● Material to process:
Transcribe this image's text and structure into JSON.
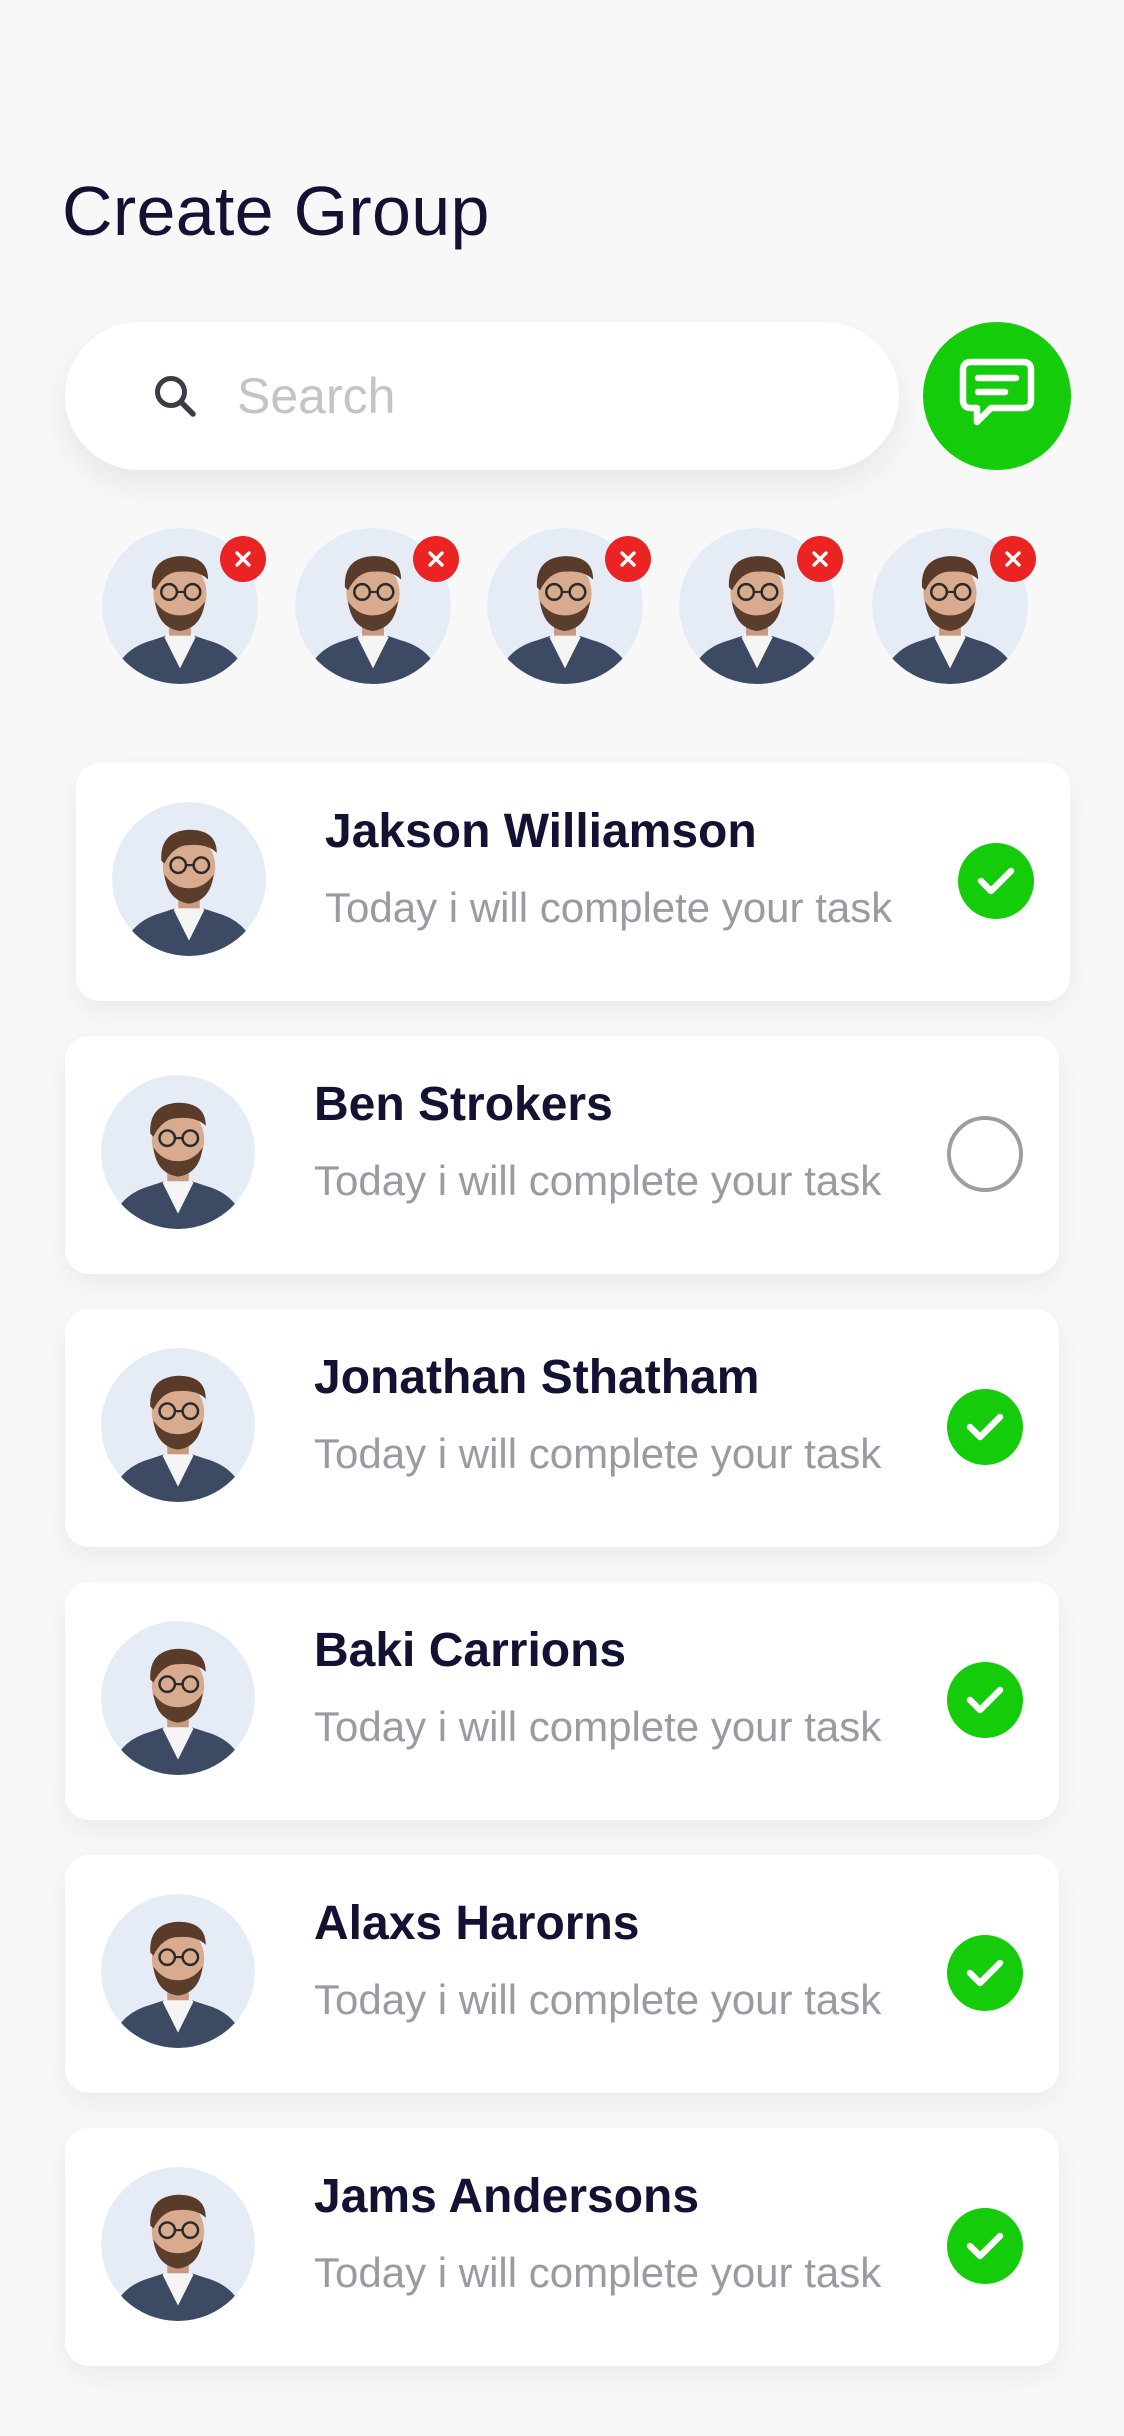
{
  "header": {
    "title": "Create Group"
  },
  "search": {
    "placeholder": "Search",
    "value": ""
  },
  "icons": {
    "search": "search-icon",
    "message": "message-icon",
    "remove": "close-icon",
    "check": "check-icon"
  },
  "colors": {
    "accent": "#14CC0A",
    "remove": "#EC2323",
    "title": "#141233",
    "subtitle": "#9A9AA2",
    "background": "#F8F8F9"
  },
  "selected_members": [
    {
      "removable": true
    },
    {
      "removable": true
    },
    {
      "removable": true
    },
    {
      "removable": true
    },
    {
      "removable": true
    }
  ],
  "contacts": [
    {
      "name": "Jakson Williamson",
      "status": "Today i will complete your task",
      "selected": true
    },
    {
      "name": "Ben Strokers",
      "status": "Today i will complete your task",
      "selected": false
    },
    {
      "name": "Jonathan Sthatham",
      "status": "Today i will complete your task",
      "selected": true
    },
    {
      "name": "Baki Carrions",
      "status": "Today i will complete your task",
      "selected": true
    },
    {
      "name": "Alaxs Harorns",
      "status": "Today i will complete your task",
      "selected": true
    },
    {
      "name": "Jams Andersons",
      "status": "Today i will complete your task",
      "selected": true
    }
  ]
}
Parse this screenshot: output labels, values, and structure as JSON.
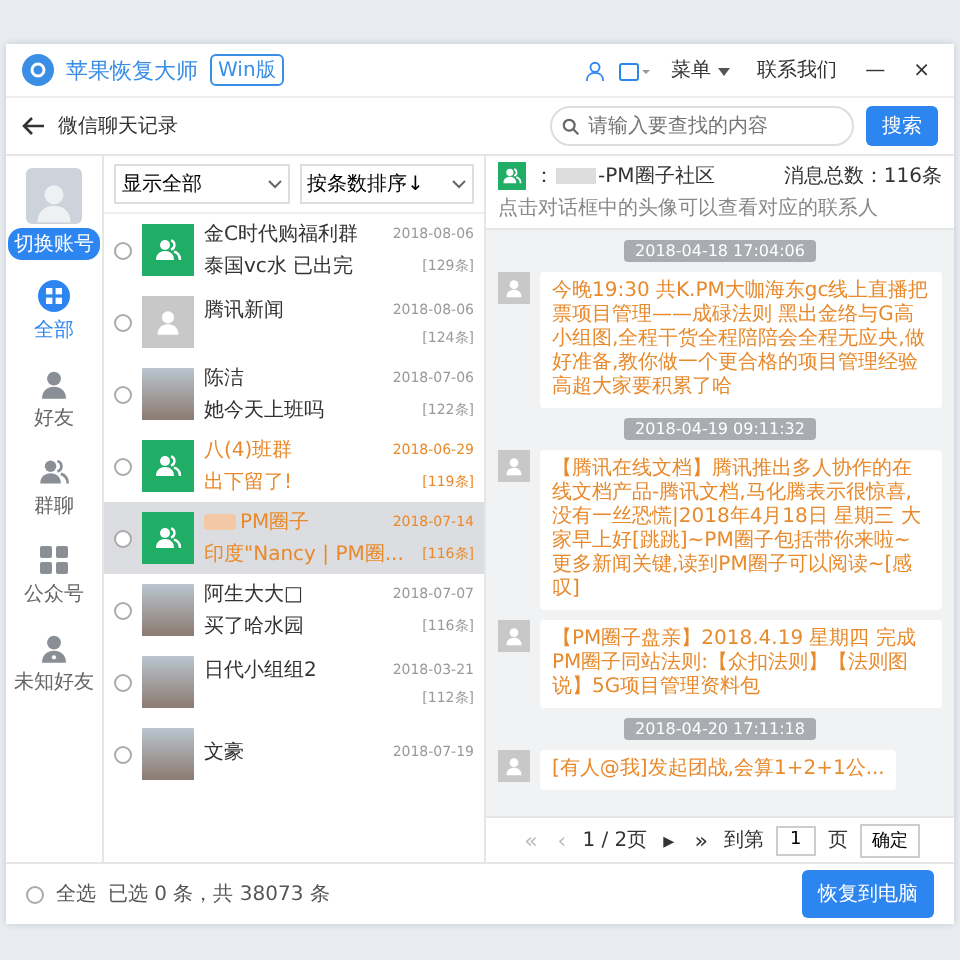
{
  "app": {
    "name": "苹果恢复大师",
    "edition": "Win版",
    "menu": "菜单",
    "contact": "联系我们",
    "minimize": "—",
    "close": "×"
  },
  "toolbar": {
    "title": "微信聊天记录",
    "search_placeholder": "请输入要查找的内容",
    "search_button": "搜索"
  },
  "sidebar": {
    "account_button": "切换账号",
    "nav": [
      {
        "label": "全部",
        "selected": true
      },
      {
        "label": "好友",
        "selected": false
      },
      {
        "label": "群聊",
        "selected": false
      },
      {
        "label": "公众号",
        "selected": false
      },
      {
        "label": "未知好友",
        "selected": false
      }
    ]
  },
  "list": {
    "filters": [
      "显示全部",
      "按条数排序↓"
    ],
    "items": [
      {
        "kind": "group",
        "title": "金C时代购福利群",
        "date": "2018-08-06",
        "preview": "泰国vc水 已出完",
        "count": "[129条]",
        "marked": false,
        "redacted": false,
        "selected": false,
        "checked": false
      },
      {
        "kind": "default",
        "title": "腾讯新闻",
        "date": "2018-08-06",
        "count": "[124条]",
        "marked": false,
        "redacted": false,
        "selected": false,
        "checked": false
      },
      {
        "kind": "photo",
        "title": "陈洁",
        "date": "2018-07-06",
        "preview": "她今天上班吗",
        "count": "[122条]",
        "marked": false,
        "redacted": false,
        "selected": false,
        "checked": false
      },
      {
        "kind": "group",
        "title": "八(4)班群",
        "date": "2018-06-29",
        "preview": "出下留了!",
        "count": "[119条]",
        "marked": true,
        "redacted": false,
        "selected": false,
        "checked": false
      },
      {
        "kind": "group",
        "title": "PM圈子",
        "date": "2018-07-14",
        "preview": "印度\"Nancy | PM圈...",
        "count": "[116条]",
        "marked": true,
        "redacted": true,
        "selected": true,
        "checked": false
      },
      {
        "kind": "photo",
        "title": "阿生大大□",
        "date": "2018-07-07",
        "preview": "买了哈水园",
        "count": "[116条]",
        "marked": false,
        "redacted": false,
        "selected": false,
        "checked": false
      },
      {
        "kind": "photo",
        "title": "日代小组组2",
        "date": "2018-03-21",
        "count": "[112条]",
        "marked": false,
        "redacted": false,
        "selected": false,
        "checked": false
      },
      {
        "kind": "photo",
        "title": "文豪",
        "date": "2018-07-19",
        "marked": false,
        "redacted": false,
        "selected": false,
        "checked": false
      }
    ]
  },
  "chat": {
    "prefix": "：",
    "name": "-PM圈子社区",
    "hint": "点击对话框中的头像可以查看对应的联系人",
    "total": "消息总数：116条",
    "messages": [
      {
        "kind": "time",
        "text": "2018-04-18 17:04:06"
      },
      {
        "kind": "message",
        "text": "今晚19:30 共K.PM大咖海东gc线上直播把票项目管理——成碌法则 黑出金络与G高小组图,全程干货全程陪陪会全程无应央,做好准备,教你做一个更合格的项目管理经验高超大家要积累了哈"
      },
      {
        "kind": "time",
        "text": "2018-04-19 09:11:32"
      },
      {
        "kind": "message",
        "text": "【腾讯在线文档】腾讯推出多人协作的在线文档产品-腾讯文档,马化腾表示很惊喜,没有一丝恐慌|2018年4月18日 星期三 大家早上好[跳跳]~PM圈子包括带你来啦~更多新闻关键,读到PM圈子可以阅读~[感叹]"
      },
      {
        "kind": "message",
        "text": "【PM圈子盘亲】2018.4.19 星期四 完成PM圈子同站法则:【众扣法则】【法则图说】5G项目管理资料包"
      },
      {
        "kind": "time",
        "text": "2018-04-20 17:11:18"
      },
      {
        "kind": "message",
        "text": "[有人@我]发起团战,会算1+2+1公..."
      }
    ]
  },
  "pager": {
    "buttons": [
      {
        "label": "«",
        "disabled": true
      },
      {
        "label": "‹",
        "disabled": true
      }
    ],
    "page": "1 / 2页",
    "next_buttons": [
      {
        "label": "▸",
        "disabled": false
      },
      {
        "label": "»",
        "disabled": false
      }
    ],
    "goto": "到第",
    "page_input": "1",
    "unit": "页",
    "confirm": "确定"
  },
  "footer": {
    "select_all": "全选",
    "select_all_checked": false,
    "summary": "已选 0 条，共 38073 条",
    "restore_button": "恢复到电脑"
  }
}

● What to do:
Select every line in the material above where the string "JSON" occurs, and copy it.

● Answer for this exercise:
Transcribe this image's text and structure into JSON.
Parse this screenshot: output labels, values, and structure as JSON.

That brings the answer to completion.